Lines of data
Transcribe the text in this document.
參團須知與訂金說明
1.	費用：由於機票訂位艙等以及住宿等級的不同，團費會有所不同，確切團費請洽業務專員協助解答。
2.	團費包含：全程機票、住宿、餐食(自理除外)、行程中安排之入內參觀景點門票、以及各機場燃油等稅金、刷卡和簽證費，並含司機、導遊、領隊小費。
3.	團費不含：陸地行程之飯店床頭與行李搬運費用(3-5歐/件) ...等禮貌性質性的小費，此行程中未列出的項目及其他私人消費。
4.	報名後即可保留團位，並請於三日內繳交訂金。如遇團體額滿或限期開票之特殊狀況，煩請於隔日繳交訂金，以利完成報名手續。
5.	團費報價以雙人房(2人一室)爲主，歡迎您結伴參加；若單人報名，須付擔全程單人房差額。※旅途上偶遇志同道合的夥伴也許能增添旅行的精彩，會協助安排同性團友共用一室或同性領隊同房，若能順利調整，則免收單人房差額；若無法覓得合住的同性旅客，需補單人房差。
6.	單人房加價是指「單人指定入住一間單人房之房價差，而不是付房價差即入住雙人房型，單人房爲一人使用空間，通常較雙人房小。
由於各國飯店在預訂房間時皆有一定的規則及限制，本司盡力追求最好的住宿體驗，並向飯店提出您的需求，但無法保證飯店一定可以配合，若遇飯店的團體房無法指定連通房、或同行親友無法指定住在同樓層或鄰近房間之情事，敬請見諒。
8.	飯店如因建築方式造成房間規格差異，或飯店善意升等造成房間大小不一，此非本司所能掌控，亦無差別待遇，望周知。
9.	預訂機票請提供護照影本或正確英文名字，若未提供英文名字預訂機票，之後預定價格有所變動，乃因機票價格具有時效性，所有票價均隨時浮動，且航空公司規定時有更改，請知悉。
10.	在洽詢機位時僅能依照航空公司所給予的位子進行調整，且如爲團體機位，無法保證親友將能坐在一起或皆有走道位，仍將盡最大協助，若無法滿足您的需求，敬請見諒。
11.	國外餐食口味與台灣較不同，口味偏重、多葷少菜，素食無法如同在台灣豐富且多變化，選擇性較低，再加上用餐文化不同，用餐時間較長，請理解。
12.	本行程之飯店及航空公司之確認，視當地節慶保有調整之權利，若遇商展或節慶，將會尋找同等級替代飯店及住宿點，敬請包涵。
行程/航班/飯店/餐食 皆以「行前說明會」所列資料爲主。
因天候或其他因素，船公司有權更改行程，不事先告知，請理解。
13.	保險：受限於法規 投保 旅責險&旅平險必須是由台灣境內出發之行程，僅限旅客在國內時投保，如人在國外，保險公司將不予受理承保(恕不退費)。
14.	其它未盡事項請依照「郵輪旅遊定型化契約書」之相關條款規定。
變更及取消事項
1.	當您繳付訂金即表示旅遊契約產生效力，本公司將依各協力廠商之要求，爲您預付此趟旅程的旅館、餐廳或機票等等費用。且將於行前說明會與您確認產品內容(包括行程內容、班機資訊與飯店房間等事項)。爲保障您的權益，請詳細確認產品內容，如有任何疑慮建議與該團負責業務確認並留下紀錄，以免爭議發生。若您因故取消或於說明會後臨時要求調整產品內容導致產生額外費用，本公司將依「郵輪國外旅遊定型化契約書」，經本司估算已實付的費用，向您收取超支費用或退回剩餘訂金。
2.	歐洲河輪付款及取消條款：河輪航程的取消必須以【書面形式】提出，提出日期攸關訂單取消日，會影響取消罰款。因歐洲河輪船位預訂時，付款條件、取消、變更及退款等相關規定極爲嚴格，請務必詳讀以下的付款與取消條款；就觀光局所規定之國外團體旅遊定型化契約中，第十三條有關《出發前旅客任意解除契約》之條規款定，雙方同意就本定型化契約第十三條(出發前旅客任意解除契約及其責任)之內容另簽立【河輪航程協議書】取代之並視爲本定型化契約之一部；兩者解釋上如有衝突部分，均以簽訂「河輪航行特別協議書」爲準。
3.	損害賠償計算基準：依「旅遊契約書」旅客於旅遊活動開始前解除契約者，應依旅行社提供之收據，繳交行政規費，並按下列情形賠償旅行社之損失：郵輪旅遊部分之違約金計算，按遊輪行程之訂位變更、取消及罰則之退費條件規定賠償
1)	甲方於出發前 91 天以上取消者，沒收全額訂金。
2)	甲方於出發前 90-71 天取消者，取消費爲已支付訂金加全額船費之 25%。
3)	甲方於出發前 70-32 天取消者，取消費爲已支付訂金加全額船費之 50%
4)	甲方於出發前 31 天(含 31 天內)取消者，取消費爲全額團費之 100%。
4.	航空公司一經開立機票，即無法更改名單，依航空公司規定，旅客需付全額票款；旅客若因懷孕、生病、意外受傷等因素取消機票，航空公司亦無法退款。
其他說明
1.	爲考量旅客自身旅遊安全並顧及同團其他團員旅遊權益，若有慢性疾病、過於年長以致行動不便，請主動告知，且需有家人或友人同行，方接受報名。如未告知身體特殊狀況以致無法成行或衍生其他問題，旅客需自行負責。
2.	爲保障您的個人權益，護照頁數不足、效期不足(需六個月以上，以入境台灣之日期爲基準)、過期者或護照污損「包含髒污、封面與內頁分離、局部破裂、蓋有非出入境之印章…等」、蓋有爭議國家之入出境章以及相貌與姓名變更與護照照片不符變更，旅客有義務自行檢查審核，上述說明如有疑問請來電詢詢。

◆ Exercise details: Identify the lines in the entries above that contain "敬請見諒", then copy them out.

◆ Solution to this task:
由於各國飯店在預訂房間時皆有一定的規則及限制，本司盡力追求最好的住宿體驗，並向飯店提出您的需求，但無法保證飯店一定可以配合，若遇飯店的團體房無法指定連通房、或同行親友無法指定住在同樓層或鄰近房間之情事，敬請見諒。
10.	在洽詢機位時僅能依照航空公司所給予的位子進行調整，且如爲團體機位，無法保證親友將能坐在一起或皆有走道位，仍將盡最大協助，若無法滿足您的需求，敬請見諒。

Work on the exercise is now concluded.